## [TASK ITEM]
Without omitting anything, return the records precisely as given.

## [Excerpts from a transcription dataset]
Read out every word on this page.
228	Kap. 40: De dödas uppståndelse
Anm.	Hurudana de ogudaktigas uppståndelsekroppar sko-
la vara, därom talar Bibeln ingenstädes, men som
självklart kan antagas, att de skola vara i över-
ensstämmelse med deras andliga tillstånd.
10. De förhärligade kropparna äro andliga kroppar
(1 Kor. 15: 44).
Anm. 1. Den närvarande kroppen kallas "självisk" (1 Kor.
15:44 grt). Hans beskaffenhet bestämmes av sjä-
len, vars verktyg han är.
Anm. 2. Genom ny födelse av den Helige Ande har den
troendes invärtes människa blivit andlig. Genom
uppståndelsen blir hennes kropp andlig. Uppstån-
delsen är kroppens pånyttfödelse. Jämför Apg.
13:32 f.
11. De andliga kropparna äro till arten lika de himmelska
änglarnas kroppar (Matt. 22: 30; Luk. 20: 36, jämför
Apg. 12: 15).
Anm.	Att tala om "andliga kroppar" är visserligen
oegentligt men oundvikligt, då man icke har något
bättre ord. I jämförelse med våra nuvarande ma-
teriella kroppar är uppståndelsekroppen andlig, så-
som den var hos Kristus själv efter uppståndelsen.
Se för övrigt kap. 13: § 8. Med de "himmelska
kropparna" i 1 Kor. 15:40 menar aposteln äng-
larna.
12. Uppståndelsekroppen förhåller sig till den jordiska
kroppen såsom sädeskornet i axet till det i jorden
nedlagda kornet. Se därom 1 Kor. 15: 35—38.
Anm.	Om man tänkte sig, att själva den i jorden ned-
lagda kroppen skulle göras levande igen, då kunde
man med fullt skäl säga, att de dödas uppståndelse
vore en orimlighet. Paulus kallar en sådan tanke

## [EXERCISE SOLUTION]
Read out every word on this page.
228	Kap. 40: De dödas uppståndelse
Anm.	Hurudana de ogudaktigas uppståndelsekroppar sko-
la vara, därom talar Bibeln ingenstädes, men som
självklart kan antagas, att de skola vara i över-
ensstämmelse med deras andliga tillstånd.
10. De förhärligade kropparna äro andliga kroppar
(1 Kor. 15: 44).
Anm. 1. Den närvarande kroppen kallas "självisk" (1 Kor.
15:44 grt). Hans beskaffenhet bestämmes av sjä-
len, vars verktyg han är.
Anm. 2. Genom ny födelse av den Helige Ande har den
troendes invärtes människa blivit andlig. Genom
uppståndelsen blir hennes kropp andlig. Uppstån-
delsen är kroppens pånyttfödelse. Jämför Apg.
13:32 f.
11. De andliga kropparna äro till arten lika de himmelska
änglarnas kroppar (Matt. 22: 30; Luk. 20: 36, jämför
Apg. 12: 15).
Anm.	Att tala om "andliga kroppar" är visserligen
oegentligt men oundvikligt, då man icke har något
bättre ord. I jämförelse med våra nuvarande ma-
teriella kroppar är uppståndelsekroppen andlig, så-
som den var hos Kristus själv efter uppståndelsen.
Se för övrigt kap. 13: § 8. Med de "himmelska
kropparna" i 1 Kor. 15:40 menar aposteln äng-
larna.
12. Uppståndelsekroppen förhåller sig till den jordiska
kroppen såsom sädeskornet i axet till det i jorden
nedlagda kornet. Se därom 1 Kor. 15: 35—38.
Anm.	Om man tänkte sig, att själva den i jorden ned-
lagda kroppen skulle göras levande igen, då kunde
man med fullt skäl säga, att de dödas uppståndelse
vore en orimlighet. Paulus kallar en sådan tanke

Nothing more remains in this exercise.